<<<<

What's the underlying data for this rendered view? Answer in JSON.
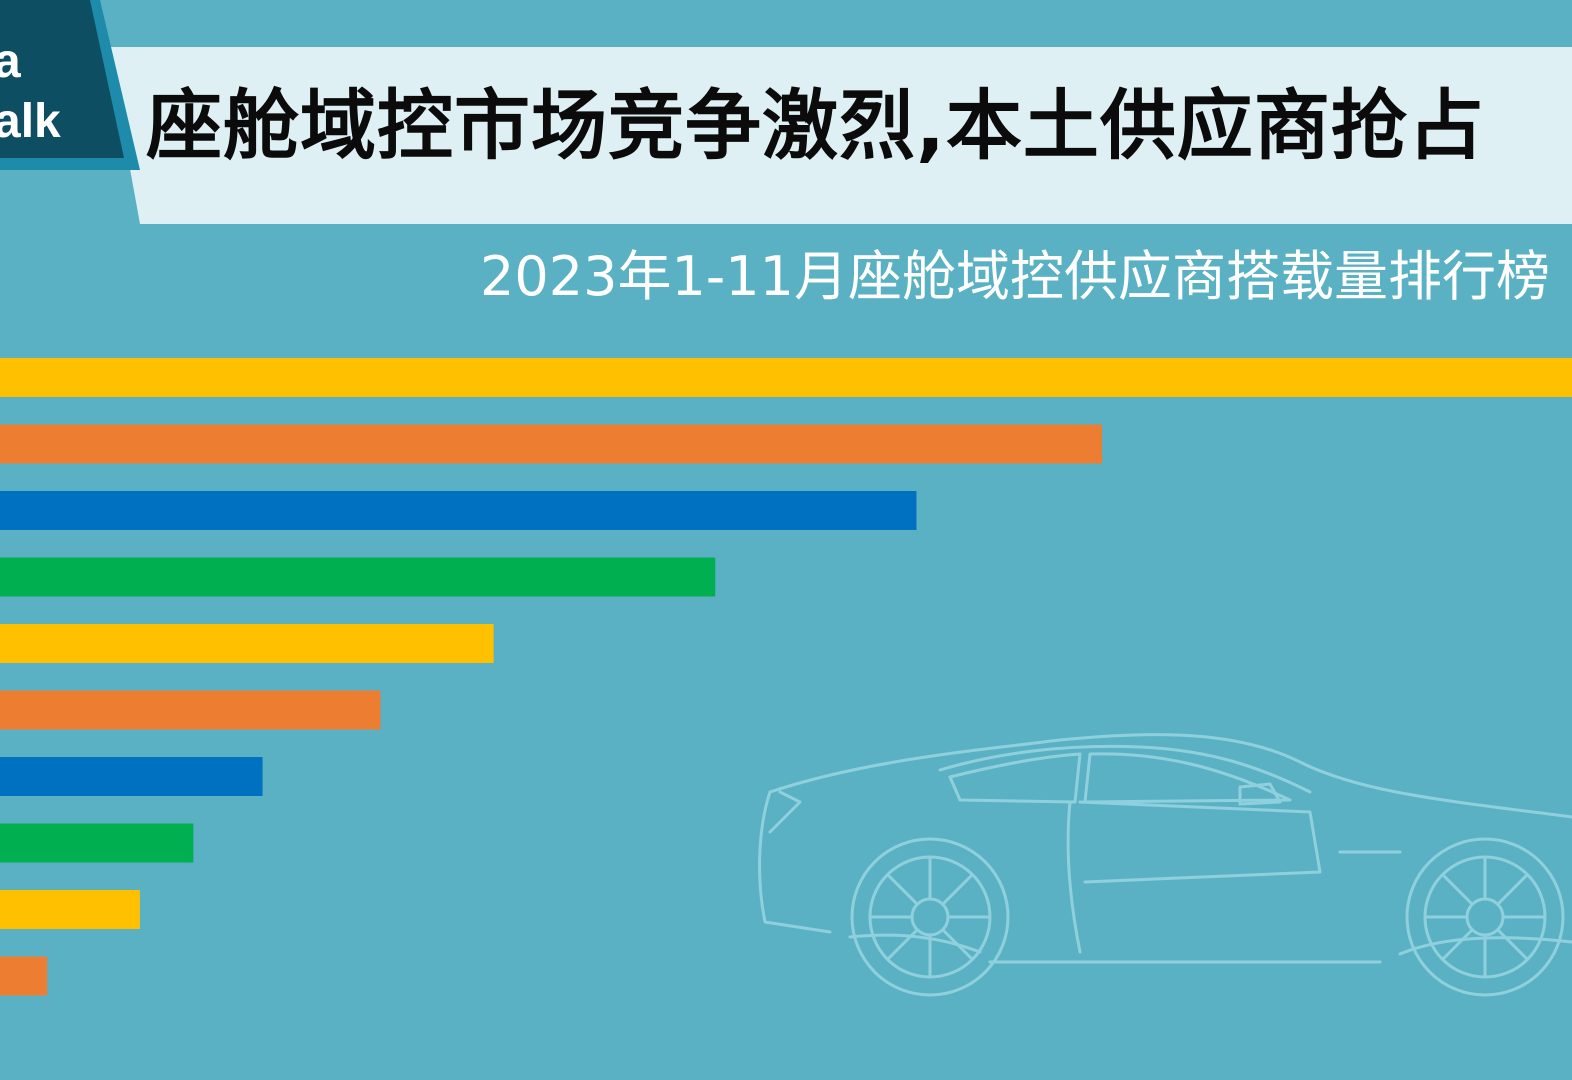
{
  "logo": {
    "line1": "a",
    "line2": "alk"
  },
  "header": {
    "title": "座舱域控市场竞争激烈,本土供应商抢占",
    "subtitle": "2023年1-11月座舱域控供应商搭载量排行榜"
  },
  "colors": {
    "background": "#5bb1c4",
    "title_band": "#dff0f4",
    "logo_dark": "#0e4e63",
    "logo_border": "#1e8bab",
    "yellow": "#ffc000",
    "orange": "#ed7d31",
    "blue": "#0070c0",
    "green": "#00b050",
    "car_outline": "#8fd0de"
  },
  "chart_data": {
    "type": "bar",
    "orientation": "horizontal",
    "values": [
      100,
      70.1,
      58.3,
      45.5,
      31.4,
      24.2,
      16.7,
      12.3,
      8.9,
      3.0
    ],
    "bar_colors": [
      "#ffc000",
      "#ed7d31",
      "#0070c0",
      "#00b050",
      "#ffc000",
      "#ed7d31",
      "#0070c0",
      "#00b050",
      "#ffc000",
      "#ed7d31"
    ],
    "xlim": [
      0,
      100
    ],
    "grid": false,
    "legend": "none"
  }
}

>>>>

● **TO DO**
Exclude the pictures and repeat every other part of the records word for word.

● **FINISHED ANSWER**
What's the underlying data for this rendered view? Answer in JSON.
{
  "logo": {
    "line1": "a",
    "line2": "alk"
  },
  "header": {
    "title": "座舱域控市场竞争激烈,本土供应商抢占",
    "subtitle": "2023年1-11月座舱域控供应商搭载量排行榜"
  },
  "colors": {
    "background": "#5bb1c4",
    "title_band": "#dff0f4",
    "logo_dark": "#0e4e63",
    "logo_border": "#1e8bab",
    "yellow": "#ffc000",
    "orange": "#ed7d31",
    "blue": "#0070c0",
    "green": "#00b050",
    "car_outline": "#8fd0de"
  },
  "chart_data": {
    "type": "bar",
    "orientation": "horizontal",
    "values": [
      100,
      70.1,
      58.3,
      45.5,
      31.4,
      24.2,
      16.7,
      12.3,
      8.9,
      3.0
    ],
    "bar_colors": [
      "#ffc000",
      "#ed7d31",
      "#0070c0",
      "#00b050",
      "#ffc000",
      "#ed7d31",
      "#0070c0",
      "#00b050",
      "#ffc000",
      "#ed7d31"
    ],
    "xlim": [
      0,
      100
    ],
    "grid": false,
    "legend": "none"
  }
}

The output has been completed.